Repeat the records below exactly.

Start Dataset rows

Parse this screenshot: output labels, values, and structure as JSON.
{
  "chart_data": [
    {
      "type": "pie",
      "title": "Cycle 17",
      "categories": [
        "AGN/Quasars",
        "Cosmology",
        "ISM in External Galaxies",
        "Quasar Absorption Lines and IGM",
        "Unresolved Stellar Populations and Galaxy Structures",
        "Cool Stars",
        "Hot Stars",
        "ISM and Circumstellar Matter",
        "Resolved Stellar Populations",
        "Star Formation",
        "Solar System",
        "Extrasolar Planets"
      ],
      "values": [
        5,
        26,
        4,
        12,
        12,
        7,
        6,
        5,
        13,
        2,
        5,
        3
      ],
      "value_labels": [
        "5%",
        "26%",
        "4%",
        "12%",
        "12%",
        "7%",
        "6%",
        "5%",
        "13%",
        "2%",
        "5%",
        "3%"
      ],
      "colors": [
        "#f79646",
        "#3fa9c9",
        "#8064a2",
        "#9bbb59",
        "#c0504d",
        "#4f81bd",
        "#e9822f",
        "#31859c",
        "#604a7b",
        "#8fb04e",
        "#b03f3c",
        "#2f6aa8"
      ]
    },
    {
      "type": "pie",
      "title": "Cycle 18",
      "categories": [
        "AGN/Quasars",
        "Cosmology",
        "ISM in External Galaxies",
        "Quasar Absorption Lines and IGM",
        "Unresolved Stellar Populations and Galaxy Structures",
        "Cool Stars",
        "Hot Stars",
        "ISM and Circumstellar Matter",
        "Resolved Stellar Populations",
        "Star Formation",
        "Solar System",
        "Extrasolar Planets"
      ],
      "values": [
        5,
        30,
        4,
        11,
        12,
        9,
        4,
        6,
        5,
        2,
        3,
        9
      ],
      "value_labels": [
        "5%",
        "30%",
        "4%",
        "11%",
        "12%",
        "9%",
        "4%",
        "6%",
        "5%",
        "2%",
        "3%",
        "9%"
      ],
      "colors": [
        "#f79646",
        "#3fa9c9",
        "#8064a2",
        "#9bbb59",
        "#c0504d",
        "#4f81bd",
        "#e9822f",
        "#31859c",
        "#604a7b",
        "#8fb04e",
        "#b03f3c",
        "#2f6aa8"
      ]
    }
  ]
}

End Dataset rows

▶ Task result:
Parse this screenshot: output labels, values, and structure as JSON.
{
  "chart_data": [
    {
      "type": "pie",
      "title": "Cycle 17",
      "categories": [
        "AGN/Quasars",
        "Cosmology",
        "ISM in External Galaxies",
        "Quasar Absorption Lines and IGM",
        "Unresolved Stellar Populations and Galaxy Structures",
        "Cool Stars",
        "Hot Stars",
        "ISM and Circumstellar Matter",
        "Resolved Stellar Populations",
        "Star Formation",
        "Solar System",
        "Extrasolar Planets"
      ],
      "values": [
        5,
        26,
        4,
        12,
        12,
        7,
        6,
        5,
        13,
        2,
        5,
        3
      ],
      "value_labels": [
        "5%",
        "26%",
        "4%",
        "12%",
        "12%",
        "7%",
        "6%",
        "5%",
        "13%",
        "2%",
        "5%",
        "3%"
      ],
      "colors": [
        "#f79646",
        "#3fa9c9",
        "#8064a2",
        "#9bbb59",
        "#c0504d",
        "#4f81bd",
        "#e9822f",
        "#31859c",
        "#604a7b",
        "#8fb04e",
        "#b03f3c",
        "#2f6aa8"
      ]
    },
    {
      "type": "pie",
      "title": "Cycle 18",
      "categories": [
        "AGN/Quasars",
        "Cosmology",
        "ISM in External Galaxies",
        "Quasar Absorption Lines and IGM",
        "Unresolved Stellar Populations and Galaxy Structures",
        "Cool Stars",
        "Hot Stars",
        "ISM and Circumstellar Matter",
        "Resolved Stellar Populations",
        "Star Formation",
        "Solar System",
        "Extrasolar Planets"
      ],
      "values": [
        5,
        30,
        4,
        11,
        12,
        9,
        4,
        6,
        5,
        2,
        3,
        9
      ],
      "value_labels": [
        "5%",
        "30%",
        "4%",
        "11%",
        "12%",
        "9%",
        "4%",
        "6%",
        "5%",
        "2%",
        "3%",
        "9%"
      ],
      "colors": [
        "#f79646",
        "#3fa9c9",
        "#8064a2",
        "#9bbb59",
        "#c0504d",
        "#4f81bd",
        "#e9822f",
        "#31859c",
        "#604a7b",
        "#8fb04e",
        "#b03f3c",
        "#2f6aa8"
      ]
    }
  ]
}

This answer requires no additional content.